Examine the material below. Gather every line in which the string "JSON" appears.
======
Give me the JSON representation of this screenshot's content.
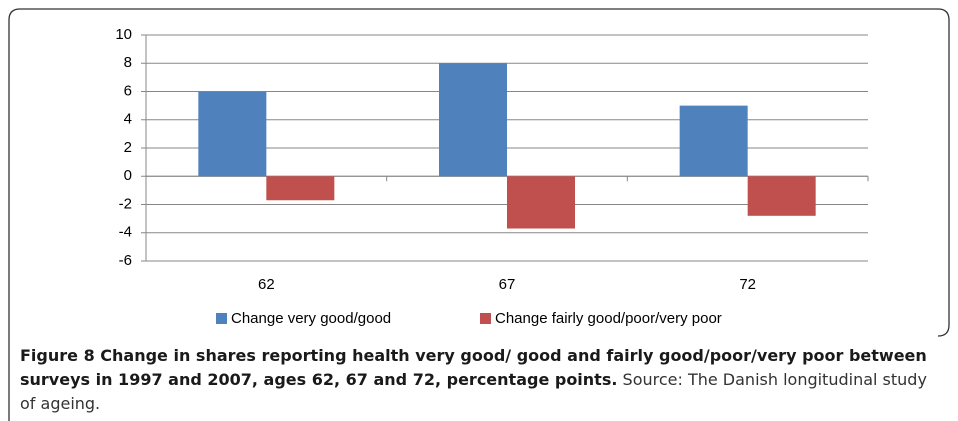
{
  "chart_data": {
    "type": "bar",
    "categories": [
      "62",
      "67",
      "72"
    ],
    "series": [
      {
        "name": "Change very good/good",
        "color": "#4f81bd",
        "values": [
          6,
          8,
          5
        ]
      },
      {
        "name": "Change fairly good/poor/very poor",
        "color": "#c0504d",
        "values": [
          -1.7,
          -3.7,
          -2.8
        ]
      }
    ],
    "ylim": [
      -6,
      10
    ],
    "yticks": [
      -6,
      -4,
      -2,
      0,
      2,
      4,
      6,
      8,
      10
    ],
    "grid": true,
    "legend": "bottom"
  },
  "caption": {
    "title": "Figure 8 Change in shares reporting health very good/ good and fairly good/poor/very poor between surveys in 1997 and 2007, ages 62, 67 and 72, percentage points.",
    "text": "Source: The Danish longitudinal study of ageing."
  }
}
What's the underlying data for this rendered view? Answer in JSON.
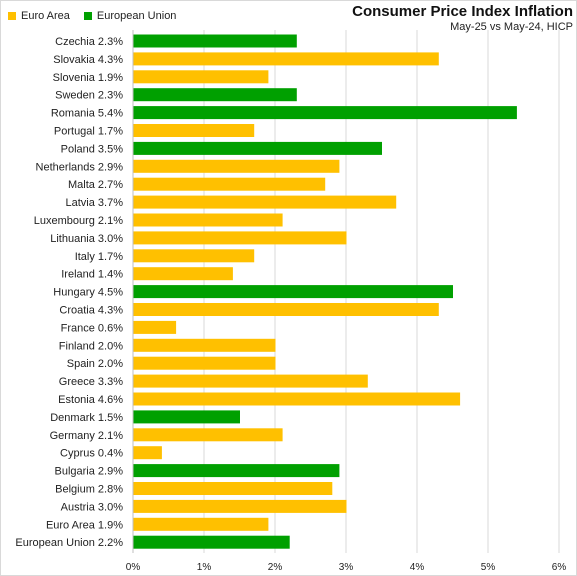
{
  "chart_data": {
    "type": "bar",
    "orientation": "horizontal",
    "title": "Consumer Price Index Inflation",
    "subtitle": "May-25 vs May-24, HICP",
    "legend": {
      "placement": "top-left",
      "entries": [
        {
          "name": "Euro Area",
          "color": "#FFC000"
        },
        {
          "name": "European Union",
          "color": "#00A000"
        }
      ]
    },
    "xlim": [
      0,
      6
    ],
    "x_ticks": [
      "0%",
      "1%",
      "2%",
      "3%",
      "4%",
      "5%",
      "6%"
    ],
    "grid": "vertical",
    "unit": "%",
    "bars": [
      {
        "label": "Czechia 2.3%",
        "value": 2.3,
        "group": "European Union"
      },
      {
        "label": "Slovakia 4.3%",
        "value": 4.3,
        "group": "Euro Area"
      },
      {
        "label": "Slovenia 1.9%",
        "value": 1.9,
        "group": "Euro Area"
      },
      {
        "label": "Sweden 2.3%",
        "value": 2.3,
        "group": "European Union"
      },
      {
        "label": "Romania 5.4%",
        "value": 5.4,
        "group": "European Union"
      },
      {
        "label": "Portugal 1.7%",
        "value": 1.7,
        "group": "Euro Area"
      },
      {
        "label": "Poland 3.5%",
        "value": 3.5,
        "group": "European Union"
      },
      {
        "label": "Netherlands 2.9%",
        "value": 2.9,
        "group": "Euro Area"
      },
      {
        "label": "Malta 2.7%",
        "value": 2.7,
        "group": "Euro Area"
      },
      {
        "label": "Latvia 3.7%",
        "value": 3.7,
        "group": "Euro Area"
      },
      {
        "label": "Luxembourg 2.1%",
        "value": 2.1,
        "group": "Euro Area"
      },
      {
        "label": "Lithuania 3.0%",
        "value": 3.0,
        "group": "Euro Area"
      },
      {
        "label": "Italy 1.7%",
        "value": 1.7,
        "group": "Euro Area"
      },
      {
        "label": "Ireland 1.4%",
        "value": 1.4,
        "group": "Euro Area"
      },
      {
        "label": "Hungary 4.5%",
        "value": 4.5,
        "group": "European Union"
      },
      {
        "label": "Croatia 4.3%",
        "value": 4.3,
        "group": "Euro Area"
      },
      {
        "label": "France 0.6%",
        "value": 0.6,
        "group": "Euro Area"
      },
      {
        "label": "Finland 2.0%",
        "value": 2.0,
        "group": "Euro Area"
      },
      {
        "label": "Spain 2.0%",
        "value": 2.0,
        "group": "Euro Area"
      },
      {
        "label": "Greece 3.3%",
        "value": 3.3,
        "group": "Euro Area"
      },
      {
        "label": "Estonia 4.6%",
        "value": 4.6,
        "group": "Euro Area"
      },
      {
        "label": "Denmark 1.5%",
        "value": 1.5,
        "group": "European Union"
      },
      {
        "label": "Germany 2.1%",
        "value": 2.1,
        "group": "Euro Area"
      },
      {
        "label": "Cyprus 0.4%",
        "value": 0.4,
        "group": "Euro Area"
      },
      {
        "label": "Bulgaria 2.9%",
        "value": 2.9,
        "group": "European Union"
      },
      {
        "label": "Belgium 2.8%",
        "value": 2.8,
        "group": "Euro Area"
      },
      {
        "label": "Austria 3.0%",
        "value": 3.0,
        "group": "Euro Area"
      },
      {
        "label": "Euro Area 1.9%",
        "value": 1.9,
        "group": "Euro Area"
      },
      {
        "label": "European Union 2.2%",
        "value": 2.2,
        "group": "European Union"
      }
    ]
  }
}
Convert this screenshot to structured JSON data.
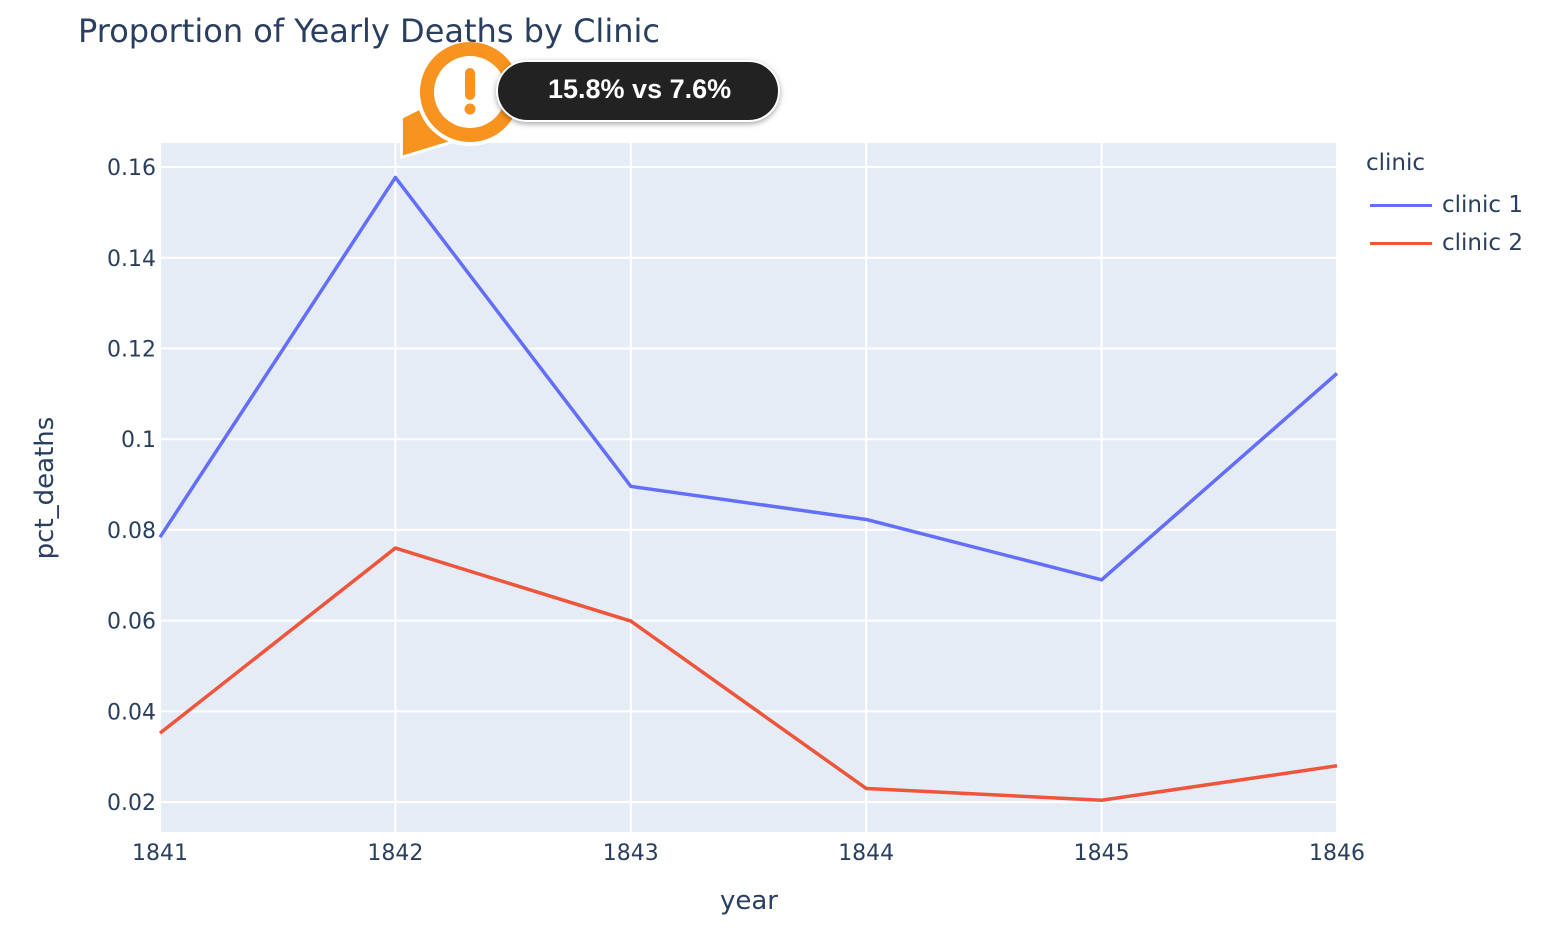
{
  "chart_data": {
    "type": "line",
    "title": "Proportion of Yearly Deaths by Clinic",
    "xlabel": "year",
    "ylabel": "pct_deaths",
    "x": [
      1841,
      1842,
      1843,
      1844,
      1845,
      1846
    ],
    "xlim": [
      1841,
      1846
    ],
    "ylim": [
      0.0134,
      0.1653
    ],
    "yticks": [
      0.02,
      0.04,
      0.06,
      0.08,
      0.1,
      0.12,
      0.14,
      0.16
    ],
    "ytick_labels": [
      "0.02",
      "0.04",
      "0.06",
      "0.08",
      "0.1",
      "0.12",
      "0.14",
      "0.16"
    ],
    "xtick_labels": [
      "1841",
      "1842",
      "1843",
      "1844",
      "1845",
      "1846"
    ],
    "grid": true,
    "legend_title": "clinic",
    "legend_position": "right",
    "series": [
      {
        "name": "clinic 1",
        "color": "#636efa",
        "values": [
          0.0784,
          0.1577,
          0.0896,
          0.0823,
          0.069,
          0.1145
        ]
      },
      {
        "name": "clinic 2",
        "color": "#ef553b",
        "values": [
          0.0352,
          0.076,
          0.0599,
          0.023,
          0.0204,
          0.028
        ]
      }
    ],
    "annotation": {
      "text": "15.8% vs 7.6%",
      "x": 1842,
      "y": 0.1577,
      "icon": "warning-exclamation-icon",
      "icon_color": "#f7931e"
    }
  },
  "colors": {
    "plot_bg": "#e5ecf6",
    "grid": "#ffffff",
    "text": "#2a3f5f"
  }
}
======
__EXERCISE SOLUTION__:
Give me the JSON representation of this screenshot's content.
What's the underlying data for this rendered view? Answer in JSON.
Convert this screenshot to structured JSON data.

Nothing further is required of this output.